→ What is expected: Write the listing below out again exactly, dropping the images.

→ Records provided:
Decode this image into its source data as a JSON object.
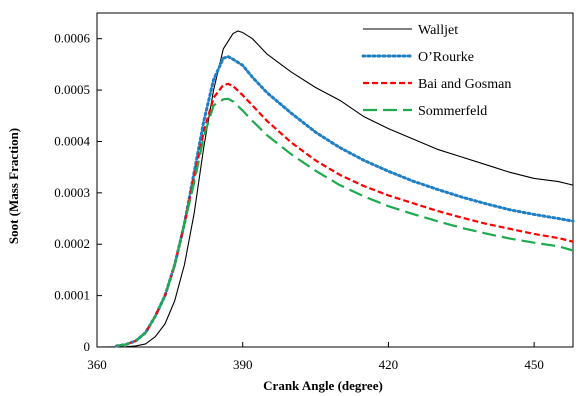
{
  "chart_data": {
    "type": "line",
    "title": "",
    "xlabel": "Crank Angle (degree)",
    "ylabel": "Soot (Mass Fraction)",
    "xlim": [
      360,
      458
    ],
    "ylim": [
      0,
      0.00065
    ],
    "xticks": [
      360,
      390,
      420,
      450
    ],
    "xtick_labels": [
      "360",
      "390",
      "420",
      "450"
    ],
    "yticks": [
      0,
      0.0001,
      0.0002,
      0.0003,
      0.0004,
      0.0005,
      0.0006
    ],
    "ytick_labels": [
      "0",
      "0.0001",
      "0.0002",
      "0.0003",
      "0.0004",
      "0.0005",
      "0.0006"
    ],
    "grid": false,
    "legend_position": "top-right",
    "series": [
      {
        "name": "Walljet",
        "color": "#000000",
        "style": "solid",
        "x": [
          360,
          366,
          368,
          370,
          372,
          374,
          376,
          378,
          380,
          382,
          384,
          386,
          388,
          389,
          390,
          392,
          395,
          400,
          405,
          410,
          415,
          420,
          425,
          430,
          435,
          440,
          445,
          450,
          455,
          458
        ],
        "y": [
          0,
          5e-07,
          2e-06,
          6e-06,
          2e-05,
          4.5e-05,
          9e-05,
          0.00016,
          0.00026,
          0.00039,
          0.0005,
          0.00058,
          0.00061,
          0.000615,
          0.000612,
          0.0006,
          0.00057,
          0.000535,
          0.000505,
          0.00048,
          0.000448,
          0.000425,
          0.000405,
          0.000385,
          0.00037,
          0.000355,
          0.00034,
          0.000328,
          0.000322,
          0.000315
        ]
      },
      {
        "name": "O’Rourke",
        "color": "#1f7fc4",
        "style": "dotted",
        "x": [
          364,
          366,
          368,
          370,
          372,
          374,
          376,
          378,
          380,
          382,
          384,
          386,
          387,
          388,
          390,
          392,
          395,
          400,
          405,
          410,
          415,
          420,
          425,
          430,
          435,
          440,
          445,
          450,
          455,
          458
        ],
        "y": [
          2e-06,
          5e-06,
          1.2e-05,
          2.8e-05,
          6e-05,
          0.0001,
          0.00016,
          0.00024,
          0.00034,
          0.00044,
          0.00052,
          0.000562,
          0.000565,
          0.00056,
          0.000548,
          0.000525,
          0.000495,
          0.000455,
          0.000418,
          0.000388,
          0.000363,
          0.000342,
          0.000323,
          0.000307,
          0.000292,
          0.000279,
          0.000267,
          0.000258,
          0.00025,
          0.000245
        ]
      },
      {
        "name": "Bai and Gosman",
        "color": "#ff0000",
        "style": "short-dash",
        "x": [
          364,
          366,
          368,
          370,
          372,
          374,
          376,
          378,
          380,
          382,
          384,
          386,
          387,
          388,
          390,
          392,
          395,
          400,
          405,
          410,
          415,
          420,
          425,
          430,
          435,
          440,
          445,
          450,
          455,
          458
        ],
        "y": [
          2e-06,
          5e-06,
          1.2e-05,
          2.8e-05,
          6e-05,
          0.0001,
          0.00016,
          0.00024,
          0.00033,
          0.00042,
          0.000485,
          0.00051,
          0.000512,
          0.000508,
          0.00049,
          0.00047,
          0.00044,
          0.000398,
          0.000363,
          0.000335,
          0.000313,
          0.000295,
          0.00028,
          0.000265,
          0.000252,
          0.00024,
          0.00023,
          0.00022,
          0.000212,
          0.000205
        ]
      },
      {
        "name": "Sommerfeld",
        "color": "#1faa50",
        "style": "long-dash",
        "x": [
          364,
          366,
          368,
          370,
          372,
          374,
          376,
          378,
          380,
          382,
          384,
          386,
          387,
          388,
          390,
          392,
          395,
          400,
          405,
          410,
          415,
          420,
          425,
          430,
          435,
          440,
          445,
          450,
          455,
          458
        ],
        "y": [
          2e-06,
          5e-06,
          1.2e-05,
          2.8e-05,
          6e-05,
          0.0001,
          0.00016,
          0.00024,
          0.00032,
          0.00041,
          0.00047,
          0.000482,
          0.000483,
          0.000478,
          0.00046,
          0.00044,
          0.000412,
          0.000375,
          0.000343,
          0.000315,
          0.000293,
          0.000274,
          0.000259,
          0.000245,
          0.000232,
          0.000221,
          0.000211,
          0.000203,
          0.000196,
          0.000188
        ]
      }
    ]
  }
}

→ Response to this task:
Decode this image into its source data as a JSON object.
{
  "chart_data": {
    "type": "line",
    "title": "",
    "xlabel": "Crank Angle (degree)",
    "ylabel": "Soot (Mass Fraction)",
    "xlim": [
      360,
      458
    ],
    "ylim": [
      0,
      0.00065
    ],
    "xticks": [
      360,
      390,
      420,
      450
    ],
    "xtick_labels": [
      "360",
      "390",
      "420",
      "450"
    ],
    "yticks": [
      0,
      0.0001,
      0.0002,
      0.0003,
      0.0004,
      0.0005,
      0.0006
    ],
    "ytick_labels": [
      "0",
      "0.0001",
      "0.0002",
      "0.0003",
      "0.0004",
      "0.0005",
      "0.0006"
    ],
    "grid": false,
    "legend_position": "top-right",
    "series": [
      {
        "name": "Walljet",
        "color": "#000000",
        "style": "solid",
        "x": [
          360,
          366,
          368,
          370,
          372,
          374,
          376,
          378,
          380,
          382,
          384,
          386,
          388,
          389,
          390,
          392,
          395,
          400,
          405,
          410,
          415,
          420,
          425,
          430,
          435,
          440,
          445,
          450,
          455,
          458
        ],
        "y": [
          0,
          5e-07,
          2e-06,
          6e-06,
          2e-05,
          4.5e-05,
          9e-05,
          0.00016,
          0.00026,
          0.00039,
          0.0005,
          0.00058,
          0.00061,
          0.000615,
          0.000612,
          0.0006,
          0.00057,
          0.000535,
          0.000505,
          0.00048,
          0.000448,
          0.000425,
          0.000405,
          0.000385,
          0.00037,
          0.000355,
          0.00034,
          0.000328,
          0.000322,
          0.000315
        ]
      },
      {
        "name": "O’Rourke",
        "color": "#1f7fc4",
        "style": "dotted",
        "x": [
          364,
          366,
          368,
          370,
          372,
          374,
          376,
          378,
          380,
          382,
          384,
          386,
          387,
          388,
          390,
          392,
          395,
          400,
          405,
          410,
          415,
          420,
          425,
          430,
          435,
          440,
          445,
          450,
          455,
          458
        ],
        "y": [
          2e-06,
          5e-06,
          1.2e-05,
          2.8e-05,
          6e-05,
          0.0001,
          0.00016,
          0.00024,
          0.00034,
          0.00044,
          0.00052,
          0.000562,
          0.000565,
          0.00056,
          0.000548,
          0.000525,
          0.000495,
          0.000455,
          0.000418,
          0.000388,
          0.000363,
          0.000342,
          0.000323,
          0.000307,
          0.000292,
          0.000279,
          0.000267,
          0.000258,
          0.00025,
          0.000245
        ]
      },
      {
        "name": "Bai and Gosman",
        "color": "#ff0000",
        "style": "short-dash",
        "x": [
          364,
          366,
          368,
          370,
          372,
          374,
          376,
          378,
          380,
          382,
          384,
          386,
          387,
          388,
          390,
          392,
          395,
          400,
          405,
          410,
          415,
          420,
          425,
          430,
          435,
          440,
          445,
          450,
          455,
          458
        ],
        "y": [
          2e-06,
          5e-06,
          1.2e-05,
          2.8e-05,
          6e-05,
          0.0001,
          0.00016,
          0.00024,
          0.00033,
          0.00042,
          0.000485,
          0.00051,
          0.000512,
          0.000508,
          0.00049,
          0.00047,
          0.00044,
          0.000398,
          0.000363,
          0.000335,
          0.000313,
          0.000295,
          0.00028,
          0.000265,
          0.000252,
          0.00024,
          0.00023,
          0.00022,
          0.000212,
          0.000205
        ]
      },
      {
        "name": "Sommerfeld",
        "color": "#1faa50",
        "style": "long-dash",
        "x": [
          364,
          366,
          368,
          370,
          372,
          374,
          376,
          378,
          380,
          382,
          384,
          386,
          387,
          388,
          390,
          392,
          395,
          400,
          405,
          410,
          415,
          420,
          425,
          430,
          435,
          440,
          445,
          450,
          455,
          458
        ],
        "y": [
          2e-06,
          5e-06,
          1.2e-05,
          2.8e-05,
          6e-05,
          0.0001,
          0.00016,
          0.00024,
          0.00032,
          0.00041,
          0.00047,
          0.000482,
          0.000483,
          0.000478,
          0.00046,
          0.00044,
          0.000412,
          0.000375,
          0.000343,
          0.000315,
          0.000293,
          0.000274,
          0.000259,
          0.000245,
          0.000232,
          0.000221,
          0.000211,
          0.000203,
          0.000196,
          0.000188
        ]
      }
    ]
  }
}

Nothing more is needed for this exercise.